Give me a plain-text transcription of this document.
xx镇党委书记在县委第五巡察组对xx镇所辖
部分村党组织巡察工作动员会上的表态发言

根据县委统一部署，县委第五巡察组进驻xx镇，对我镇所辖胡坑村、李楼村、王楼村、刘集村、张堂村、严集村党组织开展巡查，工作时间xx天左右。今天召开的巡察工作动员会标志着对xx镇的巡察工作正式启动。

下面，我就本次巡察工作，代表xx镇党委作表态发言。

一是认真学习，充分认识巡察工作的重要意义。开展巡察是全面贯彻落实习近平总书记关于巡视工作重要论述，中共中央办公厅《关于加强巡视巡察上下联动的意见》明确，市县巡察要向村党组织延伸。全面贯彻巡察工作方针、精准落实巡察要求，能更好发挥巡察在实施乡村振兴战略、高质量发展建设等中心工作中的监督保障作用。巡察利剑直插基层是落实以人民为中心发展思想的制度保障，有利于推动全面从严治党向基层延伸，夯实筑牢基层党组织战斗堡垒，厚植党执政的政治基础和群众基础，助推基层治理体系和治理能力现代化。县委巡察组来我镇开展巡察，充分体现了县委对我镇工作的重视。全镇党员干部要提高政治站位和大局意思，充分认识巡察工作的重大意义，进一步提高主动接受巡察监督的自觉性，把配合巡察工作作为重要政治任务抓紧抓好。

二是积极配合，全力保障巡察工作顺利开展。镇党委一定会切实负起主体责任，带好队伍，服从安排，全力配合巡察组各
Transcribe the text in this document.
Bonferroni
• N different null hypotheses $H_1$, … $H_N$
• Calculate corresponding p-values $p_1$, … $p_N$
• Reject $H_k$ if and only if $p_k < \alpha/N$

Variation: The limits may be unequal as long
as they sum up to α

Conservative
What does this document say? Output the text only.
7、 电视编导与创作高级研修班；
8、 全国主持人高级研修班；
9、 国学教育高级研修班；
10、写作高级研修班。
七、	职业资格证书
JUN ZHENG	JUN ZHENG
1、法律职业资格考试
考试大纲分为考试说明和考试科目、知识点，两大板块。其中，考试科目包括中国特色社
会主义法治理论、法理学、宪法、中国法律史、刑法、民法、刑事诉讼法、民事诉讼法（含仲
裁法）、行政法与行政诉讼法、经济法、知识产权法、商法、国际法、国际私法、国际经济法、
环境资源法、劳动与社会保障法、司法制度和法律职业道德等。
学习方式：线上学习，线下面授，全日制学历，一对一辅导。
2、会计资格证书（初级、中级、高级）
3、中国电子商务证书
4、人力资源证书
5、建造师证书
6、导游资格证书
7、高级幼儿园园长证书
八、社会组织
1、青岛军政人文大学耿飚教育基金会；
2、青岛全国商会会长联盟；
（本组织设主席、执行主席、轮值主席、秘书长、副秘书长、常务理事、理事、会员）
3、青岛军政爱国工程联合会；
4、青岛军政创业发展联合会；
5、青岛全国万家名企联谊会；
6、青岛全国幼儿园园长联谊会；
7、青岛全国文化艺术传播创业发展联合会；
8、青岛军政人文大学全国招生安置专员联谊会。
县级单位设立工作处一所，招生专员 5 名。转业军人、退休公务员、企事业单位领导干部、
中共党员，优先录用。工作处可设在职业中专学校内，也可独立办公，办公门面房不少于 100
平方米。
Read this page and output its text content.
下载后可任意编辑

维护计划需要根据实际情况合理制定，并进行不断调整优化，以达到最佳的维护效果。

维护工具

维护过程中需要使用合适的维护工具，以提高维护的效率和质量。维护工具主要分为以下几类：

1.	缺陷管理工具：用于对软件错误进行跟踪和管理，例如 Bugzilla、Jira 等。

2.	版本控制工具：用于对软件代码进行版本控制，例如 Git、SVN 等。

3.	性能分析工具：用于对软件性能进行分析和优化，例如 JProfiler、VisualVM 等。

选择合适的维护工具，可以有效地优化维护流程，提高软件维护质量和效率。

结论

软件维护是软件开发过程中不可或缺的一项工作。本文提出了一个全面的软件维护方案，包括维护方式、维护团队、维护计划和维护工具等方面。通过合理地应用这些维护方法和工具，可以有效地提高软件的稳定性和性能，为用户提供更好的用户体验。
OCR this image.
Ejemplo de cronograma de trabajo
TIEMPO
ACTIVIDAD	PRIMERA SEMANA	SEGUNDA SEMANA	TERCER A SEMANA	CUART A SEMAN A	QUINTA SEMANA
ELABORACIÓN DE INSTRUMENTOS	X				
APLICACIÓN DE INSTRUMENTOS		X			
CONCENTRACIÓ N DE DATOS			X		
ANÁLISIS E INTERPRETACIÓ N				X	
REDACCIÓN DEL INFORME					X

-*-

§ Instruction: Reproduce only those lines of the entries above that run from the line with "Read this page and output its text content." to the final line.

§ Exercise response:
Read this page and output its text content.
下载后可任意编辑

维护计划需要根据实际情况合理制定，并进行不断调整优化，以达到最佳的维护效果。

维护工具

维护过程中需要使用合适的维护工具，以提高维护的效率和质量。维护工具主要分为以下几类：

1.	缺陷管理工具：用于对软件错误进行跟踪和管理，例如 Bugzilla、Jira 等。

2.	版本控制工具：用于对软件代码进行版本控制，例如 Git、SVN 等。

3.	性能分析工具：用于对软件性能进行分析和优化，例如 JProfiler、VisualVM 等。

选择合适的维护工具，可以有效地优化维护流程，提高软件维护质量和效率。

结论

软件维护是软件开发过程中不可或缺的一项工作。本文提出了一个全面的软件维护方案，包括维护方式、维护团队、维护计划和维护工具等方面。通过合理地应用这些维护方法和工具，可以有效地提高软件的稳定性和性能，为用户提供更好的用户体验。
OCR this image.
Ejemplo de cronograma de trabajo
TIEMPO
ACTIVIDAD	PRIMERA SEMANA	SEGUNDA SEMANA	TERCER A SEMANA	CUART A SEMAN A	QUINTA SEMANA
ELABORACIÓN DE INSTRUMENTOS	X				
APLICACIÓN DE INSTRUMENTOS		X			
CONCENTRACIÓ N DE DATOS			X		
ANÁLISIS E INTERPRETACIÓ N				X	
REDACCIÓN DEL INFORME					X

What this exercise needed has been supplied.